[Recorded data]
--

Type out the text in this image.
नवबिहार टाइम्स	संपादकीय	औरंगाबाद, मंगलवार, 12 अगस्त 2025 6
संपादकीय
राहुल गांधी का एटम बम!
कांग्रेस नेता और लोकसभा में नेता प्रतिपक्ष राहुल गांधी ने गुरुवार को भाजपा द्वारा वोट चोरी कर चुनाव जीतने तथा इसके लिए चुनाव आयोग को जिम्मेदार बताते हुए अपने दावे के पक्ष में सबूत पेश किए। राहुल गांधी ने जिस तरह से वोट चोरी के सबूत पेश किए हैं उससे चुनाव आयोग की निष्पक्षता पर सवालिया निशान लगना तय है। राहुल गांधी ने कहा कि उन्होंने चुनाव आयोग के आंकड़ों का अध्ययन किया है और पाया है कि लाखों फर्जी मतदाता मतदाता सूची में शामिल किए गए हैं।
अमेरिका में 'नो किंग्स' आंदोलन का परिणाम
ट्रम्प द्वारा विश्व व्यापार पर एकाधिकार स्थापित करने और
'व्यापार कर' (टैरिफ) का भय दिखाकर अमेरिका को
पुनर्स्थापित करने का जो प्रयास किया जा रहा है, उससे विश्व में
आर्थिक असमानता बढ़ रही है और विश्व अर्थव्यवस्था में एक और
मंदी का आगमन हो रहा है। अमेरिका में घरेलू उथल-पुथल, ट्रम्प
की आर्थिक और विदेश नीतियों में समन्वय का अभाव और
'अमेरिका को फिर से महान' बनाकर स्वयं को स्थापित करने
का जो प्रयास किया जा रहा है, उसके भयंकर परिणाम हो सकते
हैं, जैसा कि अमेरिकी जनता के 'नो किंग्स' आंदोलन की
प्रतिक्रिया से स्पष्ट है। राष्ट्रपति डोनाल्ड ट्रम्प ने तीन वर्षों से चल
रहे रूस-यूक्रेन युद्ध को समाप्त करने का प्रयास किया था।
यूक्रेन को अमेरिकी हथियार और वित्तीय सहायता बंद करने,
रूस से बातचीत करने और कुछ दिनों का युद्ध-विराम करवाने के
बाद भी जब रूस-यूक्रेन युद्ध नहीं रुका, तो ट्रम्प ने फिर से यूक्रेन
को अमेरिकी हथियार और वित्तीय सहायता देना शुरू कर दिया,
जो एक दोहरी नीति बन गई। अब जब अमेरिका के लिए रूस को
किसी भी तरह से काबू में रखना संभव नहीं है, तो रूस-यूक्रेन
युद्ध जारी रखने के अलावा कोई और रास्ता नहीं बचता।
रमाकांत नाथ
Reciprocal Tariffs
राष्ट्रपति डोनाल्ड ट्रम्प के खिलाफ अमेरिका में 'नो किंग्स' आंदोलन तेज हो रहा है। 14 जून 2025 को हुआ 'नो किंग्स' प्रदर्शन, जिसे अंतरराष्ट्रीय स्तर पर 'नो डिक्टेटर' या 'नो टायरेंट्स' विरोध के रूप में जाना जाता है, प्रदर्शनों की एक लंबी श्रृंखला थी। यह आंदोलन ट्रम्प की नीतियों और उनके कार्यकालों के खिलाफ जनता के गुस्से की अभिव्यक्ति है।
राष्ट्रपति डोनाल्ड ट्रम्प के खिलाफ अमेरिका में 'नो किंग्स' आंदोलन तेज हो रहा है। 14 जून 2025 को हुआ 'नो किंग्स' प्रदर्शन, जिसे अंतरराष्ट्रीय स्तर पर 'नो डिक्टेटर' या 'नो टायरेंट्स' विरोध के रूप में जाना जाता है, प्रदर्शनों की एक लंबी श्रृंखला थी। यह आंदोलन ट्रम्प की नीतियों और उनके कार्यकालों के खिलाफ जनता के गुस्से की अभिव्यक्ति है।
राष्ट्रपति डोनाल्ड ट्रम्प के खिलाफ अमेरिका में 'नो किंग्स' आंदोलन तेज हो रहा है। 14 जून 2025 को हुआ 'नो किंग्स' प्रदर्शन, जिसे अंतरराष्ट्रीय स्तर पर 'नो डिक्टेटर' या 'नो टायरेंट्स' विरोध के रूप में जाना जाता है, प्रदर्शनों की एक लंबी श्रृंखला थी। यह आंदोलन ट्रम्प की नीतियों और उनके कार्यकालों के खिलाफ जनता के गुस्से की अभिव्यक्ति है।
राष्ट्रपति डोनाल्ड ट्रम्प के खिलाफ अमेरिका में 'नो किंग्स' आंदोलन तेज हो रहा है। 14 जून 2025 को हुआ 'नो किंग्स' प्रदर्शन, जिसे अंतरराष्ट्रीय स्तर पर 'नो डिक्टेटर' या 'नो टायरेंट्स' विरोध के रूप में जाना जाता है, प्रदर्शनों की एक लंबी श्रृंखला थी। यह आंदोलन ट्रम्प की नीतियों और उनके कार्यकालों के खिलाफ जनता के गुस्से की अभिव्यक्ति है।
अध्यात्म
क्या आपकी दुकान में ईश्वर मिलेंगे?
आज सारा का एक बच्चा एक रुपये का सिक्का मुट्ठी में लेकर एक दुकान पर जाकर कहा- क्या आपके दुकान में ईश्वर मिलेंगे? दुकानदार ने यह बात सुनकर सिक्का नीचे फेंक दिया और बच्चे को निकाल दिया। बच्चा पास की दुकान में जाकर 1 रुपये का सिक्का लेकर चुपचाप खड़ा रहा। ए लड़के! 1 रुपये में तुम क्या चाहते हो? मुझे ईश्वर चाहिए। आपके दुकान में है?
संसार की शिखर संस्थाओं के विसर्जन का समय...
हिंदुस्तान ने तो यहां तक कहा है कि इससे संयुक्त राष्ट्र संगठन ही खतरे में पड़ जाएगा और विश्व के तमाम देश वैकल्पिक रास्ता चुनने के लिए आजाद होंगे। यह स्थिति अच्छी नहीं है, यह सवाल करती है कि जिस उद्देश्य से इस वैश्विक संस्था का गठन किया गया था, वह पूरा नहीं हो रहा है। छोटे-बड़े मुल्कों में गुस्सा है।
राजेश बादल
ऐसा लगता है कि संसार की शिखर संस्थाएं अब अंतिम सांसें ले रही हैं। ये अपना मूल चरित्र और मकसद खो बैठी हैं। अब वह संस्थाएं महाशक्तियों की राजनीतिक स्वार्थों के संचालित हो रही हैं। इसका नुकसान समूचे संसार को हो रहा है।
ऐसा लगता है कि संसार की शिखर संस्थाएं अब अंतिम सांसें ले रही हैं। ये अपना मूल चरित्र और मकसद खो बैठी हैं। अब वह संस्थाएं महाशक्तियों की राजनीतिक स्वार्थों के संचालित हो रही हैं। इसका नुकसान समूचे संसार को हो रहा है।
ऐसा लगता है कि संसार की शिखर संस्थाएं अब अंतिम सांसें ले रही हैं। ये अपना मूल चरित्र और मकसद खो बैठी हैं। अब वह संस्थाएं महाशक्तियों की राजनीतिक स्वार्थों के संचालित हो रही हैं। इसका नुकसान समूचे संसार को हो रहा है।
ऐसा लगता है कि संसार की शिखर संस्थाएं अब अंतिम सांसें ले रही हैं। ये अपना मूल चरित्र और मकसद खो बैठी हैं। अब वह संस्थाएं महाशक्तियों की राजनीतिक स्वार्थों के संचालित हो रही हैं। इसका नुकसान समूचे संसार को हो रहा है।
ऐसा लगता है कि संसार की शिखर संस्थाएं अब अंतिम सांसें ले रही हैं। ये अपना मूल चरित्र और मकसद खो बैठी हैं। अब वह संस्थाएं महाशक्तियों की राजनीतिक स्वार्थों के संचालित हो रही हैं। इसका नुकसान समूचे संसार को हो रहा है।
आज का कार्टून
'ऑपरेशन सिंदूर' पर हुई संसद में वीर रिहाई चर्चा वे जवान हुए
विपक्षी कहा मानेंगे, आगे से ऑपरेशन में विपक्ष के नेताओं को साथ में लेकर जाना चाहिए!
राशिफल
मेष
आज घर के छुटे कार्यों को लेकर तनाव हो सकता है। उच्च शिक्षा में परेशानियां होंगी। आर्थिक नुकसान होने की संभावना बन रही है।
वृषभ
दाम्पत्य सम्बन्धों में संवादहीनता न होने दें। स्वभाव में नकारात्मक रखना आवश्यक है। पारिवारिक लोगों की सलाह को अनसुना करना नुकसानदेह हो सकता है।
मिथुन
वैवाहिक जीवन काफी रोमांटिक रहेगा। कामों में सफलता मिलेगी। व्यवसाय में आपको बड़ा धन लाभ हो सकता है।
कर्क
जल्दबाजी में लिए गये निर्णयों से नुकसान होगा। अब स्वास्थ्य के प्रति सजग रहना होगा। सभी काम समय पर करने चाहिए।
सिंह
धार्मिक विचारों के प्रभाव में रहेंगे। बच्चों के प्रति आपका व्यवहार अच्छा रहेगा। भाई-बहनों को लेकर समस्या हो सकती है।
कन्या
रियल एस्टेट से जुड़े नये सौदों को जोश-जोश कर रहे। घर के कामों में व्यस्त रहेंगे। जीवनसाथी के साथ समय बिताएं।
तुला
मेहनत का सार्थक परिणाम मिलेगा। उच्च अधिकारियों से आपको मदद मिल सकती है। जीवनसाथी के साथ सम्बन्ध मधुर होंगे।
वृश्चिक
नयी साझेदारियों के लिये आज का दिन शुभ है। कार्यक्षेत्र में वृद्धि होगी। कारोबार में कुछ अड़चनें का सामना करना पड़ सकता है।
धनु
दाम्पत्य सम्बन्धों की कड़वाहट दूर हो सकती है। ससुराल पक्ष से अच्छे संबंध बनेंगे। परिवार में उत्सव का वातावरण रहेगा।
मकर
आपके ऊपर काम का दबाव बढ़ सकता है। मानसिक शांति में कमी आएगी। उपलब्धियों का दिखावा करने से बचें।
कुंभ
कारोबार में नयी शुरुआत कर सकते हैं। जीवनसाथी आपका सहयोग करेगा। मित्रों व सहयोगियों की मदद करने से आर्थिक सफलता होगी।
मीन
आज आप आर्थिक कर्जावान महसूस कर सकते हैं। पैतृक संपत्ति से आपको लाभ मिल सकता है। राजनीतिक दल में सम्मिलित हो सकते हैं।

--

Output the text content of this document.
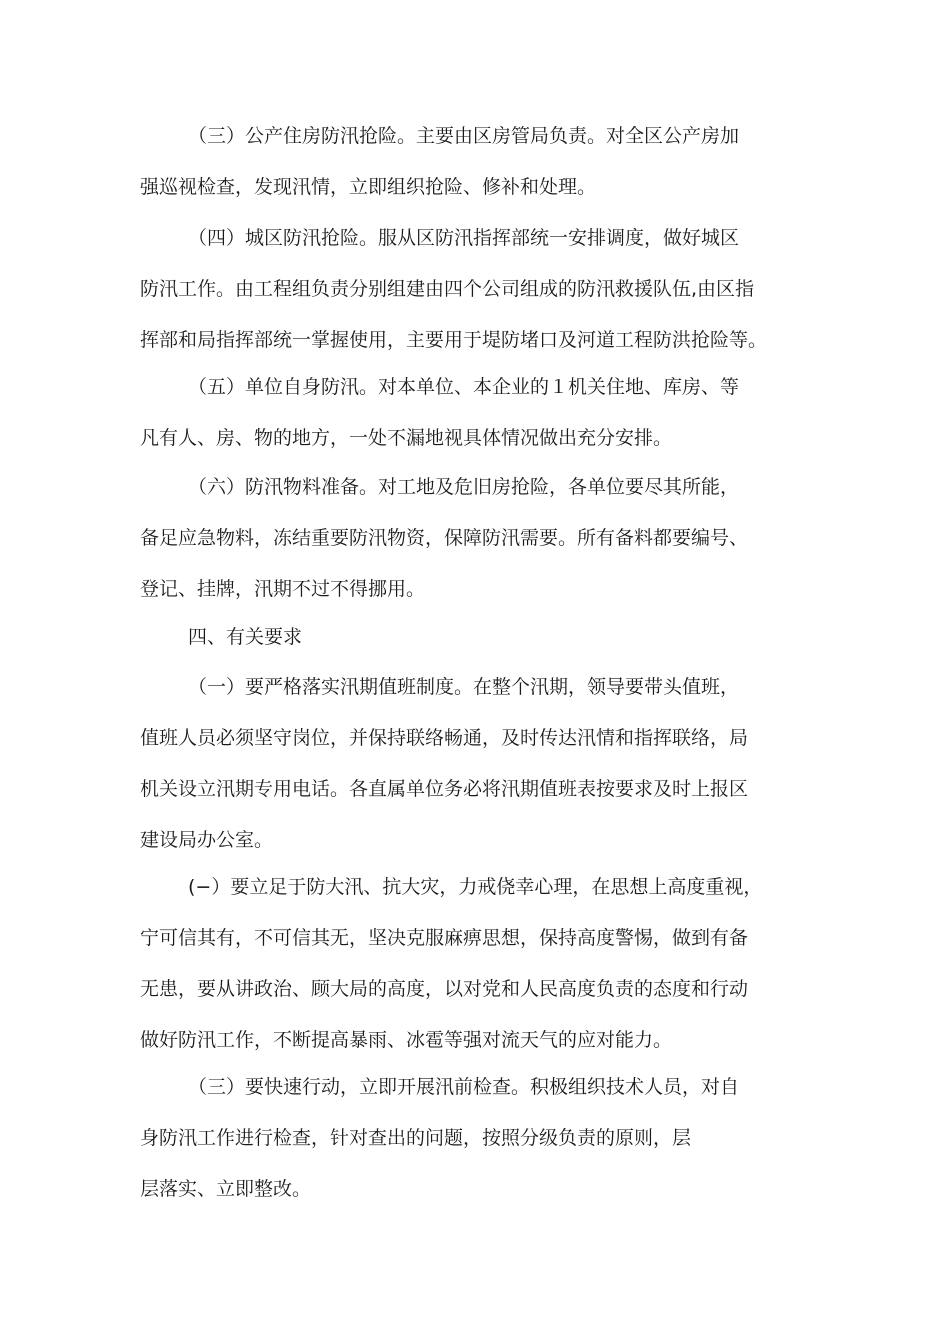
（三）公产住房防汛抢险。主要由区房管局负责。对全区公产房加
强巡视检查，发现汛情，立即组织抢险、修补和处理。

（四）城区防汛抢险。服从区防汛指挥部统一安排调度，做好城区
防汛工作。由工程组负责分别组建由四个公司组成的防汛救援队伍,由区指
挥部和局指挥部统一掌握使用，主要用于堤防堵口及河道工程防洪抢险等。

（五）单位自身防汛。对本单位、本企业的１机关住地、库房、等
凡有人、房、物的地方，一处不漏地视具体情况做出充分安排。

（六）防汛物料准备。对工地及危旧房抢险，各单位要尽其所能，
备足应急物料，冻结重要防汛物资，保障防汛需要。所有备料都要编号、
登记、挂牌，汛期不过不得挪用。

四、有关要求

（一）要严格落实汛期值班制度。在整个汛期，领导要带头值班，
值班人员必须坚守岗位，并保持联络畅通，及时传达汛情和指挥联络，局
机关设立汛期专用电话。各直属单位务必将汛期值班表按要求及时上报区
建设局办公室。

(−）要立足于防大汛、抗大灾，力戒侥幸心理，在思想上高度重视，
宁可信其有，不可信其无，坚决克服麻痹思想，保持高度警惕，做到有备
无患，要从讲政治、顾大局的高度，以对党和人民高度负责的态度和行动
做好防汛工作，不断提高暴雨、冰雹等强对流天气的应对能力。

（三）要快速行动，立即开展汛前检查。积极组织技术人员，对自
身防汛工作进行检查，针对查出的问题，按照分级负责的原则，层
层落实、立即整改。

--

◆ Work required
All lines holding the word "text" should be picked out and copied.

◆ Exercise answer
Type out the text in this image.
Output the text content of this document.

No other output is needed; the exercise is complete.